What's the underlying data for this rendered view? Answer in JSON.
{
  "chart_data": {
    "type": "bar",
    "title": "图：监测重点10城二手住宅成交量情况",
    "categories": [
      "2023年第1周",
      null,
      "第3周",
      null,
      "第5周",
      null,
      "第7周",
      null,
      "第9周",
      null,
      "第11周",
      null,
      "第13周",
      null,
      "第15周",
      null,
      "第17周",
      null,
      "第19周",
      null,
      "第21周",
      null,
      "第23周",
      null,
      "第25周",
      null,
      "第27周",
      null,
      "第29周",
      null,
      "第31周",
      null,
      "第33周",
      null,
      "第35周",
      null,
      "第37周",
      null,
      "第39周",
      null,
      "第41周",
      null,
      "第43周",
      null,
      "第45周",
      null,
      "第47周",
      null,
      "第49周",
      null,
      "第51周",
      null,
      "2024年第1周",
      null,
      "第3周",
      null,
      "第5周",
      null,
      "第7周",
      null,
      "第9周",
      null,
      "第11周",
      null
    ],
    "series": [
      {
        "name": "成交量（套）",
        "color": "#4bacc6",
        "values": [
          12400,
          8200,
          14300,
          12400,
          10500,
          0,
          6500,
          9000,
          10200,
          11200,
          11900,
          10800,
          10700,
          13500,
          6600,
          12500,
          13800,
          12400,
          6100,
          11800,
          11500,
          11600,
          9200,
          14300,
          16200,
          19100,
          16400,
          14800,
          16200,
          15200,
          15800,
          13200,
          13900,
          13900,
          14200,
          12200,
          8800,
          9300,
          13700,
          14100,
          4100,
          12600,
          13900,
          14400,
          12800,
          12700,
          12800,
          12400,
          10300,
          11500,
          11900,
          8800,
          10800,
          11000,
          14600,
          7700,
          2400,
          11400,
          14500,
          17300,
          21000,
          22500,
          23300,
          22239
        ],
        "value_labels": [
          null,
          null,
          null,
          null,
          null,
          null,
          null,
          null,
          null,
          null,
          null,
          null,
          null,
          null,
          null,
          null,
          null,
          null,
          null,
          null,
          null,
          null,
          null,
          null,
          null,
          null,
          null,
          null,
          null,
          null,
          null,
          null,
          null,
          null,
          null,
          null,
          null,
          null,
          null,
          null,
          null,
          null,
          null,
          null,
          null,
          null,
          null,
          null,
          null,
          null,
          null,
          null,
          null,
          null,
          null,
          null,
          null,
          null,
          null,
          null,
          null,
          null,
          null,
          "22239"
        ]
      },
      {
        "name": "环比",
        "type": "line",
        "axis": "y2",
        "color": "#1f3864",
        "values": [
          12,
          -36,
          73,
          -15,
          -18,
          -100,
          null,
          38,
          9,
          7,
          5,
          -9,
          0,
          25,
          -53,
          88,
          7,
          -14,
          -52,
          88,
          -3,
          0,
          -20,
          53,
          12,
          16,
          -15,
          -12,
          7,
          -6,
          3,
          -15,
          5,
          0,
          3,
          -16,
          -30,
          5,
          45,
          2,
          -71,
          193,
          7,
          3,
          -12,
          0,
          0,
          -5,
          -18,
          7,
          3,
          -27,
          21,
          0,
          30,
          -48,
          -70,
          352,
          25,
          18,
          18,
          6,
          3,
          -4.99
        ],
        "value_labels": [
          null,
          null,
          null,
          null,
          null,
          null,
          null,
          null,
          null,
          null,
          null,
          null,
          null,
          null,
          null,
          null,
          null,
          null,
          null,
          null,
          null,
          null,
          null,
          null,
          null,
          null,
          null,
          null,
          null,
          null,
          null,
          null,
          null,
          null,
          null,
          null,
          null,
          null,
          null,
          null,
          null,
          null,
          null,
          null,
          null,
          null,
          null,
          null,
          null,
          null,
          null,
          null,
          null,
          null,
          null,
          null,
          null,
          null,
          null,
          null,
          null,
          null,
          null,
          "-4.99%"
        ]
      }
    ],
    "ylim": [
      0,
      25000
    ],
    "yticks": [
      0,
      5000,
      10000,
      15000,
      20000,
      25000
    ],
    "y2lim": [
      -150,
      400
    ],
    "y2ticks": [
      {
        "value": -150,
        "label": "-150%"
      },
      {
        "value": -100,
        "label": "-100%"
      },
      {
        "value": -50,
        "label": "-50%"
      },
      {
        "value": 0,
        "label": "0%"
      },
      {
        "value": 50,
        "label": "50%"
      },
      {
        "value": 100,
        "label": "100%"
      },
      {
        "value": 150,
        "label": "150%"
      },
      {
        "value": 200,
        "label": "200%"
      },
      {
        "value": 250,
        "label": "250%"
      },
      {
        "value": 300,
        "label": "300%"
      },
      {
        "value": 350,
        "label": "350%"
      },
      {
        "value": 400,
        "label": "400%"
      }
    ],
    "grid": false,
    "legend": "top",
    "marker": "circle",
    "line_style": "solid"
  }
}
____________________
▶ _WRITTEN INSTRUCTION_
Repeat the entries exactly, all of them.

▶ _SOLUTION TO THIS TASK_
What's the underlying data for this rendered view? Answer in JSON.
{
  "chart_data": {
    "type": "bar",
    "title": "图：监测重点10城二手住宅成交量情况",
    "categories": [
      "2023年第1周",
      null,
      "第3周",
      null,
      "第5周",
      null,
      "第7周",
      null,
      "第9周",
      null,
      "第11周",
      null,
      "第13周",
      null,
      "第15周",
      null,
      "第17周",
      null,
      "第19周",
      null,
      "第21周",
      null,
      "第23周",
      null,
      "第25周",
      null,
      "第27周",
      null,
      "第29周",
      null,
      "第31周",
      null,
      "第33周",
      null,
      "第35周",
      null,
      "第37周",
      null,
      "第39周",
      null,
      "第41周",
      null,
      "第43周",
      null,
      "第45周",
      null,
      "第47周",
      null,
      "第49周",
      null,
      "第51周",
      null,
      "2024年第1周",
      null,
      "第3周",
      null,
      "第5周",
      null,
      "第7周",
      null,
      "第9周",
      null,
      "第11周",
      null
    ],
    "series": [
      {
        "name": "成交量（套）",
        "color": "#4bacc6",
        "values": [
          12400,
          8200,
          14300,
          12400,
          10500,
          0,
          6500,
          9000,
          10200,
          11200,
          11900,
          10800,
          10700,
          13500,
          6600,
          12500,
          13800,
          12400,
          6100,
          11800,
          11500,
          11600,
          9200,
          14300,
          16200,
          19100,
          16400,
          14800,
          16200,
          15200,
          15800,
          13200,
          13900,
          13900,
          14200,
          12200,
          8800,
          9300,
          13700,
          14100,
          4100,
          12600,
          13900,
          14400,
          12800,
          12700,
          12800,
          12400,
          10300,
          11500,
          11900,
          8800,
          10800,
          11000,
          14600,
          7700,
          2400,
          11400,
          14500,
          17300,
          21000,
          22500,
          23300,
          22239
        ],
        "value_labels": [
          null,
          null,
          null,
          null,
          null,
          null,
          null,
          null,
          null,
          null,
          null,
          null,
          null,
          null,
          null,
          null,
          null,
          null,
          null,
          null,
          null,
          null,
          null,
          null,
          null,
          null,
          null,
          null,
          null,
          null,
          null,
          null,
          null,
          null,
          null,
          null,
          null,
          null,
          null,
          null,
          null,
          null,
          null,
          null,
          null,
          null,
          null,
          null,
          null,
          null,
          null,
          null,
          null,
          null,
          null,
          null,
          null,
          null,
          null,
          null,
          null,
          null,
          null,
          "22239"
        ]
      },
      {
        "name": "环比",
        "type": "line",
        "axis": "y2",
        "color": "#1f3864",
        "values": [
          12,
          -36,
          73,
          -15,
          -18,
          -100,
          null,
          38,
          9,
          7,
          5,
          -9,
          0,
          25,
          -53,
          88,
          7,
          -14,
          -52,
          88,
          -3,
          0,
          -20,
          53,
          12,
          16,
          -15,
          -12,
          7,
          -6,
          3,
          -15,
          5,
          0,
          3,
          -16,
          -30,
          5,
          45,
          2,
          -71,
          193,
          7,
          3,
          -12,
          0,
          0,
          -5,
          -18,
          7,
          3,
          -27,
          21,
          0,
          30,
          -48,
          -70,
          352,
          25,
          18,
          18,
          6,
          3,
          -4.99
        ],
        "value_labels": [
          null,
          null,
          null,
          null,
          null,
          null,
          null,
          null,
          null,
          null,
          null,
          null,
          null,
          null,
          null,
          null,
          null,
          null,
          null,
          null,
          null,
          null,
          null,
          null,
          null,
          null,
          null,
          null,
          null,
          null,
          null,
          null,
          null,
          null,
          null,
          null,
          null,
          null,
          null,
          null,
          null,
          null,
          null,
          null,
          null,
          null,
          null,
          null,
          null,
          null,
          null,
          null,
          null,
          null,
          null,
          null,
          null,
          null,
          null,
          null,
          null,
          null,
          null,
          "-4.99%"
        ]
      }
    ],
    "ylim": [
      0,
      25000
    ],
    "yticks": [
      0,
      5000,
      10000,
      15000,
      20000,
      25000
    ],
    "y2lim": [
      -150,
      400
    ],
    "y2ticks": [
      {
        "value": -150,
        "label": "-150%"
      },
      {
        "value": -100,
        "label": "-100%"
      },
      {
        "value": -50,
        "label": "-50%"
      },
      {
        "value": 0,
        "label": "0%"
      },
      {
        "value": 50,
        "label": "50%"
      },
      {
        "value": 100,
        "label": "100%"
      },
      {
        "value": 150,
        "label": "150%"
      },
      {
        "value": 200,
        "label": "200%"
      },
      {
        "value": 250,
        "label": "250%"
      },
      {
        "value": 300,
        "label": "300%"
      },
      {
        "value": 350,
        "label": "350%"
      },
      {
        "value": 400,
        "label": "400%"
      }
    ],
    "grid": false,
    "legend": "top",
    "marker": "circle",
    "line_style": "solid"
  }
}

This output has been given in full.